• **Given instruction**
Transcribe the records below exactly, leaving out any pictures.
━━━━━━━━━━
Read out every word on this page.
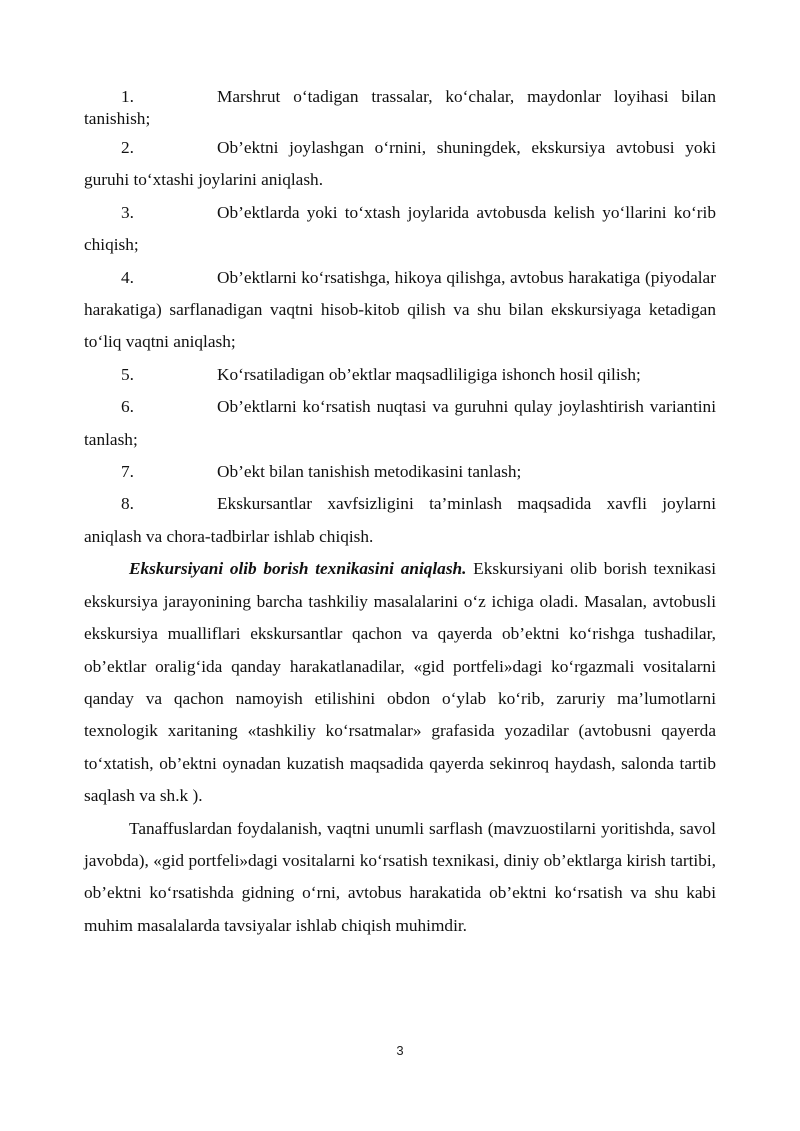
1.	Marshrut o‘tadigan trassalar, ko‘chalar, maydonlar loyihasi bilan tanishish;

2.	Ob’ektni joylashgan o‘rnini, shuningdek, ekskursiya avtobusi yoki guruhi to‘xtashi joylarini aniqlash.

3.	Ob’ektlarda yoki to‘xtash joylarida avtobusda kelish yo‘llarini ko‘rib chiqish;

4.	Ob’ektlarni ko‘rsatishga, hikoya qilishga, avtobus harakatiga (piyodalar harakatiga) sarflanadigan vaqtni hisob-kitob qilish va shu bilan ekskursiyaga ketadigan to‘liq vaqtni aniqlash;

5.	Ko‘rsatiladigan ob’ektlar maqsadliligiga ishonch hosil qilish;

6.	Ob’ektlarni ko‘rsatish nuqtasi va guruhni qulay joylashtirish variantini tanlash;

7.	Ob’ekt bilan tanishish metodikasini tanlash;

8.	Ekskursantlar xavfsizligini ta’minlash maqsadida xavfli joylarni aniqlash va chora-tadbirlar ishlab chiqish.

Ekskursiyani olib borish texnikasini aniqlash. Ekskursiyani olib borish texnikasi ekskursiya jarayonining barcha tashkiliy masalalarini o‘z ichiga oladi. Masalan, avtobusli ekskursiya mualliflari ekskursantlar qachon va qayerda ob’ektni ko‘rishga tushadilar, ob’ektlar oralig‘ida qanday harakatlanadilar, «gid portfeli»dagi ko‘rgazmali vositalarni qanday va qachon namoyish etilishini obdon o‘ylab ko‘rib, zaruriy ma’lumotlarni texnologik xaritaning «tashkiliy ko‘rsatmalar» grafasida yozadilar (avtobusni qayerda to‘xtatish, ob’ektni oynadan kuzatish maqsadida qayerda sekinroq haydash, salonda tartib saqlash va sh.k ).

Tanaffuslardan foydalanish, vaqtni unumli sarflash (mavzuostilarni yoritishda, savol javobda), «gid portfeli»dagi vositalarni ko‘rsatish texnikasi, diniy ob’ektlarga kirish tartibi, ob’ektni ko‘rsatishda gidning o‘rni, avtobus harakatida ob’ektni ko‘rsatish va shu kabi muhim masalalarda tavsiyalar ishlab chiqish muhimdir.

3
━━━━━━━━━━
• **Correct response**
Read out every word on this page.
1.	Marshrut o‘tadigan trassalar, ko‘chalar, maydonlar loyihasi bilan tanishish;

2.	Ob’ektni joylashgan o‘rnini, shuningdek, ekskursiya avtobusi yoki guruhi to‘xtashi joylarini aniqlash.

3.	Ob’ektlarda yoki to‘xtash joylarida avtobusda kelish yo‘llarini ko‘rib chiqish;

4.	Ob’ektlarni ko‘rsatishga, hikoya qilishga, avtobus harakatiga (piyodalar harakatiga) sarflanadigan vaqtni hisob-kitob qilish va shu bilan ekskursiyaga ketadigan to‘liq vaqtni aniqlash;

5.	Ko‘rsatiladigan ob’ektlar maqsadliligiga ishonch hosil qilish;

6.	Ob’ektlarni ko‘rsatish nuqtasi va guruhni qulay joylashtirish variantini tanlash;

7.	Ob’ekt bilan tanishish metodikasini tanlash;

8.	Ekskursantlar xavfsizligini ta’minlash maqsadida xavfli joylarni aniqlash va chora-tadbirlar ishlab chiqish.

Ekskursiyani olib borish texnikasini aniqlash. Ekskursiyani olib borish texnikasi ekskursiya jarayonining barcha tashkiliy masalalarini o‘z ichiga oladi. Masalan, avtobusli ekskursiya mualliflari ekskursantlar qachon va qayerda ob’ektni ko‘rishga tushadilar, ob’ektlar oralig‘ida qanday harakatlanadilar, «gid portfeli»dagi ko‘rgazmali vositalarni qanday va qachon namoyish etilishini obdon o‘ylab ko‘rib, zaruriy ma’lumotlarni texnologik xaritaning «tashkiliy ko‘rsatmalar» grafasida yozadilar (avtobusni qayerda to‘xtatish, ob’ektni oynadan kuzatish maqsadida qayerda sekinroq haydash, salonda tartib saqlash va sh.k ).

Tanaffuslardan foydalanish, vaqtni unumli sarflash (mavzuostilarni yoritishda, savol javobda), «gid portfeli»dagi vositalarni ko‘rsatish texnikasi, diniy ob’ektlarga kirish tartibi, ob’ektni ko‘rsatishda gidning o‘rni, avtobus harakatida ob’ektni ko‘rsatish va shu kabi muhim masalalarda tavsiyalar ishlab chiqish muhimdir.

3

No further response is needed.